Problems to solve.
1. In the text below about HyPE and context injection, how many turns does every HyPE run take to complete?
2. Extend the text below about HyPE and context injection, starting after its last sentence.

Document extract.
——————————

Full context dump helps, but inconsistently. Injecting all 69 segments gives the agent everything it needs - somewhere in the pile. Cost drops to $0.121 and reads drop to 2.1. But variance is massive ($0.06-$0.20). Some runs complete in 1 turn; others, Claude still explores despite having everything in context. Giving the model the right information mixed with a lot of irrelevant information produces unpredictable behavior. The lowest-cost runs also benefited from prompt caching - the full dump injects identical content every time, so Anthropic’s cache kicks in on later runs. In production with varied queries, you wouldn’t see that effect.

HyPE wins because it’s selective. It injects only what’s essential and nothing else. Every run completes in 1 turn with 0 reads. Cost is consistent ($0.054-$0.098). The agent doesn’t explore because the framing tells it the injected context is complete - and because the context actually is complete for the task, that framing holds.

This is the semantic gap in action. Standard retrieval can’t bridge the gap between “what the user asks” and “what the agent needs.” Dumping everything works sometimes but wastes tokens and produces inconsistent results. HyPE bridges the gap at index time, so retrieval is precise and the agent behaves predictably.

Retrieval quality

After targeted retraining - regenerating hypothetical prompts for specific underperforming segments - essential recall hit 100% across all tasks (up from ~70-80% on the initial cold-start run). The system retrieves every segment that a human evaluator marked as critical.

——————————

Record excerpts.

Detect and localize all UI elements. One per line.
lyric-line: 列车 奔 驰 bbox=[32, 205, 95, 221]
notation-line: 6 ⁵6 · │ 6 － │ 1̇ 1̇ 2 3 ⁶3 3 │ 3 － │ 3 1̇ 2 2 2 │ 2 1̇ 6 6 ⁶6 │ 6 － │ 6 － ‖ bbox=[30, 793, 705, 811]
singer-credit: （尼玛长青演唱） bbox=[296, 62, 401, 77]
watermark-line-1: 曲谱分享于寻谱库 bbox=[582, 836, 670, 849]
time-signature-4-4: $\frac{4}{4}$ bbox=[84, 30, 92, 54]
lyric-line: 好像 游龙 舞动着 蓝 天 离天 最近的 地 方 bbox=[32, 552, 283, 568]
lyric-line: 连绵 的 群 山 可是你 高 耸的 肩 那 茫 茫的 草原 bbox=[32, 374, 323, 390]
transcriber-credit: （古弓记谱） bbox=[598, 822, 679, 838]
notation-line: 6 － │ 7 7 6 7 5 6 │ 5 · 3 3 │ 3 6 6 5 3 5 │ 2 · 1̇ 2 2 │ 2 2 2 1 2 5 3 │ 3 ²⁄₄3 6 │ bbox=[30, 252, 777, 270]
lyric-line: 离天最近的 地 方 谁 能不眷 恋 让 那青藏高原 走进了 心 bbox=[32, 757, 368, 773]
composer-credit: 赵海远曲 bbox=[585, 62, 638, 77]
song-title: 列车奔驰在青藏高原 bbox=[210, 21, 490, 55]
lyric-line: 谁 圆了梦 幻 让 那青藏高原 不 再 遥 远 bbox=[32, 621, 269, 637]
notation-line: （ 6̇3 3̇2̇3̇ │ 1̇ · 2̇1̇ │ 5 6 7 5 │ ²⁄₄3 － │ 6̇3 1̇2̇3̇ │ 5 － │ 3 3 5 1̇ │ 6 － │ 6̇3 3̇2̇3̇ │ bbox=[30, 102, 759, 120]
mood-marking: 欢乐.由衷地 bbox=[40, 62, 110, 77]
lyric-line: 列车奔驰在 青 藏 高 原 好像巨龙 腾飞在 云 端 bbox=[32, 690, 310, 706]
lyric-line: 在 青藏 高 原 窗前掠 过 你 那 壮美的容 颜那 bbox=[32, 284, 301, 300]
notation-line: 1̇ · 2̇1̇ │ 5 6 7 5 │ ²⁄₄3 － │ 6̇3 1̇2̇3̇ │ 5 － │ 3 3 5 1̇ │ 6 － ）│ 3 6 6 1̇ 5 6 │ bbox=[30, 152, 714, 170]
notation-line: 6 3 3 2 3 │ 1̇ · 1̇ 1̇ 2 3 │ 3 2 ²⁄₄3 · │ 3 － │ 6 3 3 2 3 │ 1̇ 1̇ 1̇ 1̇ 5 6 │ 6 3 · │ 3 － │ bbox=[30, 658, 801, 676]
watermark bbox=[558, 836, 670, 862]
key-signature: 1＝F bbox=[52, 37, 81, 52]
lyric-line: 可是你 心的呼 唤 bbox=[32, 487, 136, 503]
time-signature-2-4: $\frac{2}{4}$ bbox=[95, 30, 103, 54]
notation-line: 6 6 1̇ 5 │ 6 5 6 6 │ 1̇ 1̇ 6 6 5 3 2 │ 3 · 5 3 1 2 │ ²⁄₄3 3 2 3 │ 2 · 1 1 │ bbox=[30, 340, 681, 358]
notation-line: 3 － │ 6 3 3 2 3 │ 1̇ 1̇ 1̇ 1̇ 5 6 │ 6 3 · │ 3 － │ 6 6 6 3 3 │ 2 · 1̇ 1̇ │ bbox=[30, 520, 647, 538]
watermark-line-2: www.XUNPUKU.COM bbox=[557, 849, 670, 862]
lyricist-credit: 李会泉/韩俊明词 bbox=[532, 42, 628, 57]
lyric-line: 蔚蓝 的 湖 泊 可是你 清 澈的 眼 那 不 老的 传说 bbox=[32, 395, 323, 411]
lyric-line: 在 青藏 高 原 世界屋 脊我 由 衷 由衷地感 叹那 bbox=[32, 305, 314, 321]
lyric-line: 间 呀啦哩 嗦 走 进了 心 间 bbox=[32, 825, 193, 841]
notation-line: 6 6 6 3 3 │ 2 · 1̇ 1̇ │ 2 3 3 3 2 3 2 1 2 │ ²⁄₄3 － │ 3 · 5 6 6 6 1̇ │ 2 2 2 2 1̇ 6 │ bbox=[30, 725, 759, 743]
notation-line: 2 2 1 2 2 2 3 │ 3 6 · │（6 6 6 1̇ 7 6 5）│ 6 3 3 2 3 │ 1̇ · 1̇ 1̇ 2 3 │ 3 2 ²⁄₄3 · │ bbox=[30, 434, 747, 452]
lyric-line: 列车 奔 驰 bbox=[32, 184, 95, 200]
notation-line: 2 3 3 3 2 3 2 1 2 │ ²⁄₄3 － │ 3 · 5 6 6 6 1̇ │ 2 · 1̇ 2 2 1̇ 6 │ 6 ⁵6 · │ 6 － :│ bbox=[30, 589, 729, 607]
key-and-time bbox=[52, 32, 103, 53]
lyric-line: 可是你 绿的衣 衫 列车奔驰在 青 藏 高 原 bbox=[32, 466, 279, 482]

——————————

Answers for the exercise.
1. One turn, with zero reads.

2.
TaskEssential recallFull recallPrecisionF1
Competitive100%80%80%0.80
Blog100%55%73%0.63
Email100%73%73%0.73

Full recall (including nice-to-have segments) is lower, which is fine - the whole point of snippets mode is that you don’t need everything, just the essentials.

Constraints are free

Each segment can also have extracted constraints - rules like “subject lines must be under 50 characters” or “always include a preview text field.” I ran an A/B test to check whether injecting constraints alongside content affected cost:

TaskWith constraintsWithoutDelta
Competitive$0.034$0.031+$0.003
Email$0.027$0.028-$0.001

Noise-level differences. Constraints are essentially free to inject and they measurably improve output quality - the email task now consistently follows the 50-character subject line rule and includes preview text.

Cross-domain validation

The marketing results above could be domain-specific - maybe HyPE only works for marketing content. To test this, I built a second corpus in a completely different domain: biotech clinical operations. 14 clinical documents covering a fictional drug trial (MRD-401), including protocol versions, safety reports, interim analyses, investigator brochures, and site feasibility assessments. 48 segments, each with its own set of hypothetical prompt embeddings.

The clinical corpus was deliberately designed to include contradictions - a safety report claiming “no new safety signals” contradicted by a later report with a liver signal under evaluation, protocol versions that partially supersede each other, budget figures that don’t match across documents. Real-world business knowledge is messy. If the system only works on clean data, it doesn’t work.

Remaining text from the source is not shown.